→ **Set problem**:
Word for word, restate every line of the listing that follows.

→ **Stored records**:
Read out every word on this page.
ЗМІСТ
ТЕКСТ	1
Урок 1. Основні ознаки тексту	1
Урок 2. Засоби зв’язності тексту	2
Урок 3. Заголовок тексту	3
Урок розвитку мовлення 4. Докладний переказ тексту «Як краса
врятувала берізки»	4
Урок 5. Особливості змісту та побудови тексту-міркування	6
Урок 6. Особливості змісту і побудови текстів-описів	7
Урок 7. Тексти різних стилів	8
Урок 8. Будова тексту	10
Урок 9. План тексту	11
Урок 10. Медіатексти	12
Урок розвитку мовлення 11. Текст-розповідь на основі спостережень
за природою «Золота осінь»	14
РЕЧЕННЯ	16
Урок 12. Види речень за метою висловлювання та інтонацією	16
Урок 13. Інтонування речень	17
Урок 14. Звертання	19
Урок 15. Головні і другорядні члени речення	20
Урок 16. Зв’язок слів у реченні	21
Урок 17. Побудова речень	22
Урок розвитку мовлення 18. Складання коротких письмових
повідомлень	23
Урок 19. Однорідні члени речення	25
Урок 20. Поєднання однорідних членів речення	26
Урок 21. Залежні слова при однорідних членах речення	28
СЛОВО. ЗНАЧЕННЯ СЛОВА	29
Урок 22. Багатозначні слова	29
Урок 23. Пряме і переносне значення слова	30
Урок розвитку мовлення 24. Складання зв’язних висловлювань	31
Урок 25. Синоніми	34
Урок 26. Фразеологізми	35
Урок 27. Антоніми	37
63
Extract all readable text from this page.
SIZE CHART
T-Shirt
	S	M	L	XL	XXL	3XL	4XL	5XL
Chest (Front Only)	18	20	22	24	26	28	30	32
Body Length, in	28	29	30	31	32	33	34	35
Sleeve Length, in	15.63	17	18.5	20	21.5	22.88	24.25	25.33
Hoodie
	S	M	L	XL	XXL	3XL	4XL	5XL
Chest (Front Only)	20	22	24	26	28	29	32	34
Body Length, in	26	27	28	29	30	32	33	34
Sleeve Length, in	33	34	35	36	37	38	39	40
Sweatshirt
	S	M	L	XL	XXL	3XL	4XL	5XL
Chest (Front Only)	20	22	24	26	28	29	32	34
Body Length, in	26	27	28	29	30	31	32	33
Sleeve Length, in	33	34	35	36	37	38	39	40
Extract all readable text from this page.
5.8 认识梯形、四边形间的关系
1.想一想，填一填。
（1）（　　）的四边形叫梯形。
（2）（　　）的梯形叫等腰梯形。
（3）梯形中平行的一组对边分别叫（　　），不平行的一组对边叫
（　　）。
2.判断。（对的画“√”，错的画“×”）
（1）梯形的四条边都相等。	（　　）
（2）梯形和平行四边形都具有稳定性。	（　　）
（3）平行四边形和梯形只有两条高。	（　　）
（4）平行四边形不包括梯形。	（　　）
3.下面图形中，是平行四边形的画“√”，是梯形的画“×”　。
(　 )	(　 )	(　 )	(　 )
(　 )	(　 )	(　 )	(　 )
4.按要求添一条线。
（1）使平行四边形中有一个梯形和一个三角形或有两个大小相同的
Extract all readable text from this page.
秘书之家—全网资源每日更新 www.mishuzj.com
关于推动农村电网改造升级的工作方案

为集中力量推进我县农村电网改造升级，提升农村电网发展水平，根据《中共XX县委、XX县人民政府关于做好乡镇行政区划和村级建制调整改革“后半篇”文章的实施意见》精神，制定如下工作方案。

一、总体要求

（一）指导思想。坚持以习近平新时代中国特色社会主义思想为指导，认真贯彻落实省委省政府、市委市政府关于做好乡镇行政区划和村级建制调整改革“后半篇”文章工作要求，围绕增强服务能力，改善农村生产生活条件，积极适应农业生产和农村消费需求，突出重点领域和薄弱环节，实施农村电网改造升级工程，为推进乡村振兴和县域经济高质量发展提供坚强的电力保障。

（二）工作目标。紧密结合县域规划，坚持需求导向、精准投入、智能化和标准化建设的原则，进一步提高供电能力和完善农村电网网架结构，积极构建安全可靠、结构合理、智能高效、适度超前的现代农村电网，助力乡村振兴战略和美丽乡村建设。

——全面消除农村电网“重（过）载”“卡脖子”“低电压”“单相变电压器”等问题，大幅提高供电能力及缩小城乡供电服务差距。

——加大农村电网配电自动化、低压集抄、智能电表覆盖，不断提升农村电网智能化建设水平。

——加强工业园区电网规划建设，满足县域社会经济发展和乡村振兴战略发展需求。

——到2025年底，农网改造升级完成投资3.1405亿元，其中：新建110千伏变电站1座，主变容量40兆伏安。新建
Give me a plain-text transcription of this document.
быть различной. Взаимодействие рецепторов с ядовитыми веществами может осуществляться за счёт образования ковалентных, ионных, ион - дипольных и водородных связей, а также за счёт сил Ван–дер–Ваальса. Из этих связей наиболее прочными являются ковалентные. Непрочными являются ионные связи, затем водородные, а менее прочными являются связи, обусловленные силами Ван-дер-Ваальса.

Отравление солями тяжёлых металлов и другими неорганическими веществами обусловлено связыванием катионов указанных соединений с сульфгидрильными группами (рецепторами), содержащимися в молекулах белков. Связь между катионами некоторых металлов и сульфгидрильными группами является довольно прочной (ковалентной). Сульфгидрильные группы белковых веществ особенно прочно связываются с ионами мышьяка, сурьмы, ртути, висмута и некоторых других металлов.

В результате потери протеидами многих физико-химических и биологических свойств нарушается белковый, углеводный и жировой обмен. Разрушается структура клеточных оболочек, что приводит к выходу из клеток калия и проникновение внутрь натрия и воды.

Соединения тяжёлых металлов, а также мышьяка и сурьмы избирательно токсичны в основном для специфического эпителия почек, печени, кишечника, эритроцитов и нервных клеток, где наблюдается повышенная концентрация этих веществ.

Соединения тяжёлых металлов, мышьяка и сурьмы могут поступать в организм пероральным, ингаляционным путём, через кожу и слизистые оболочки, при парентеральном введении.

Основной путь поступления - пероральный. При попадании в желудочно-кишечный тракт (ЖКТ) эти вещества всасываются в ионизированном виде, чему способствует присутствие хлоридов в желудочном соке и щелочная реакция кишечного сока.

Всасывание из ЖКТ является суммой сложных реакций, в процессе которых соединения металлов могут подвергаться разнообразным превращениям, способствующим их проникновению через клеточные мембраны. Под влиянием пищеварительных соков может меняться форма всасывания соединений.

→ **Task result**:
Read out every word on this page.
ЗМІСТ
ТЕКСТ	1
Урок 1. Основні ознаки тексту	1
Урок 2. Засоби зв’язності тексту	2
Урок 3. Заголовок тексту	3
Урок розвитку мовлення 4. Докладний переказ тексту «Як краса
врятувала берізки»	4
Урок 5. Особливості змісту та побудови тексту-міркування	6
Урок 6. Особливості змісту і побудови текстів-описів	7
Урок 7. Тексти різних стилів	8
Урок 8. Будова тексту	10
Урок 9. План тексту	11
Урок 10. Медіатексти	12
Урок розвитку мовлення 11. Текст-розповідь на основі спостережень
за природою «Золота осінь»	14
РЕЧЕННЯ	16
Урок 12. Види речень за метою висловлювання та інтонацією	16
Урок 13. Інтонування речень	17
Урок 14. Звертання	19
Урок 15. Головні і другорядні члени речення	20
Урок 16. Зв’язок слів у реченні	21
Урок 17. Побудова речень	22
Урок розвитку мовлення 18. Складання коротких письмових
повідомлень	23
Урок 19. Однорідні члени речення	25
Урок 20. Поєднання однорідних членів речення	26
Урок 21. Залежні слова при однорідних членах речення	28
СЛОВО. ЗНАЧЕННЯ СЛОВА	29
Урок 22. Багатозначні слова	29
Урок 23. Пряме і переносне значення слова	30
Урок розвитку мовлення 24. Складання зв’язних висловлювань	31
Урок 25. Синоніми	34
Урок 26. Фразеологізми	35
Урок 27. Антоніми	37
63
Extract all readable text from this page.
SIZE CHART
T-Shirt
	S	M	L	XL	XXL	3XL	4XL	5XL
Chest (Front Only)	18	20	22	24	26	28	30	32
Body Length, in	28	29	30	31	32	33	34	35
Sleeve Length, in	15.63	17	18.5	20	21.5	22.88	24.25	25.33
Hoodie
	S	M	L	XL	XXL	3XL	4XL	5XL
Chest (Front Only)	20	22	24	26	28	29	32	34
Body Length, in	26	27	28	29	30	32	33	34
Sleeve Length, in	33	34	35	36	37	38	39	40
Sweatshirt
	S	M	L	XL	XXL	3XL	4XL	5XL
Chest (Front Only)	20	22	24	26	28	29	32	34
Body Length, in	26	27	28	29	30	31	32	33
Sleeve Length, in	33	34	35	36	37	38	39	40
Extract all readable text from this page.
5.8 认识梯形、四边形间的关系
1.想一想，填一填。
（1）（　　）的四边形叫梯形。
（2）（　　）的梯形叫等腰梯形。
（3）梯形中平行的一组对边分别叫（　　），不平行的一组对边叫
（　　）。
2.判断。（对的画“√”，错的画“×”）
（1）梯形的四条边都相等。	（　　）
（2）梯形和平行四边形都具有稳定性。	（　　）
（3）平行四边形和梯形只有两条高。	（　　）
（4）平行四边形不包括梯形。	（　　）
3.下面图形中，是平行四边形的画“√”，是梯形的画“×”　。
(　 )	(　 )	(　 )	(　 )
(　 )	(　 )	(　 )	(　 )
4.按要求添一条线。
（1）使平行四边形中有一个梯形和一个三角形或有两个大小相同的
Extract all readable text from this page.
秘书之家—全网资源每日更新 www.mishuzj.com
关于推动农村电网改造升级的工作方案

为集中力量推进我县农村电网改造升级，提升农村电网发展水平，根据《中共XX县委、XX县人民政府关于做好乡镇行政区划和村级建制调整改革“后半篇”文章的实施意见》精神，制定如下工作方案。

一、总体要求

（一）指导思想。坚持以习近平新时代中国特色社会主义思想为指导，认真贯彻落实省委省政府、市委市政府关于做好乡镇行政区划和村级建制调整改革“后半篇”文章工作要求，围绕增强服务能力，改善农村生产生活条件，积极适应农业生产和农村消费需求，突出重点领域和薄弱环节，实施农村电网改造升级工程，为推进乡村振兴和县域经济高质量发展提供坚强的电力保障。

（二）工作目标。紧密结合县域规划，坚持需求导向、精准投入、智能化和标准化建设的原则，进一步提高供电能力和完善农村电网网架结构，积极构建安全可靠、结构合理、智能高效、适度超前的现代农村电网，助力乡村振兴战略和美丽乡村建设。

——全面消除农村电网“重（过）载”“卡脖子”“低电压”“单相变电压器”等问题，大幅提高供电能力及缩小城乡供电服务差距。

——加大农村电网配电自动化、低压集抄、智能电表覆盖，不断提升农村电网智能化建设水平。

——加强工业园区电网规划建设，满足县域社会经济发展和乡村振兴战略发展需求。

——到2025年底，农网改造升级完成投资3.1405亿元，其中：新建110千伏变电站1座，主变容量40兆伏安。新建
Give me a plain-text transcription of this document.
быть различной. Взаимодействие рецепторов с ядовитыми веществами может осуществляться за счёт образования ковалентных, ионных, ион - дипольных и водородных связей, а также за счёт сил Ван–дер–Ваальса. Из этих связей наиболее прочными являются ковалентные. Непрочными являются ионные связи, затем водородные, а менее прочными являются связи, обусловленные силами Ван-дер-Ваальса.

Отравление солями тяжёлых металлов и другими неорганическими веществами обусловлено связыванием катионов указанных соединений с сульфгидрильными группами (рецепторами), содержащимися в молекулах белков. Связь между катионами некоторых металлов и сульфгидрильными группами является довольно прочной (ковалентной). Сульфгидрильные группы белковых веществ особенно прочно связываются с ионами мышьяка, сурьмы, ртути, висмута и некоторых других металлов.

В результате потери протеидами многих физико-химических и биологических свойств нарушается белковый, углеводный и жировой обмен. Разрушается структура клеточных оболочек, что приводит к выходу из клеток калия и проникновение внутрь натрия и воды.

Соединения тяжёлых металлов, а также мышьяка и сурьмы избирательно токсичны в основном для специфического эпителия почек, печени, кишечника, эритроцитов и нервных клеток, где наблюдается повышенная концентрация этих веществ.

Соединения тяжёлых металлов, мышьяка и сурьмы могут поступать в организм пероральным, ингаляционным путём, через кожу и слизистые оболочки, при парентеральном введении.

Основной путь поступления - пероральный. При попадании в желудочно-кишечный тракт (ЖКТ) эти вещества всасываются в ионизированном виде, чему способствует присутствие хлоридов в желудочном соке и щелочная реакция кишечного сока.

Всасывание из ЖКТ является суммой сложных реакций, в процессе которых соединения металлов могут подвергаться разнообразным превращениям, способствующим их проникновению через клеточные мембраны. Под влиянием пищеварительных соков может меняться форма всасывания соединений.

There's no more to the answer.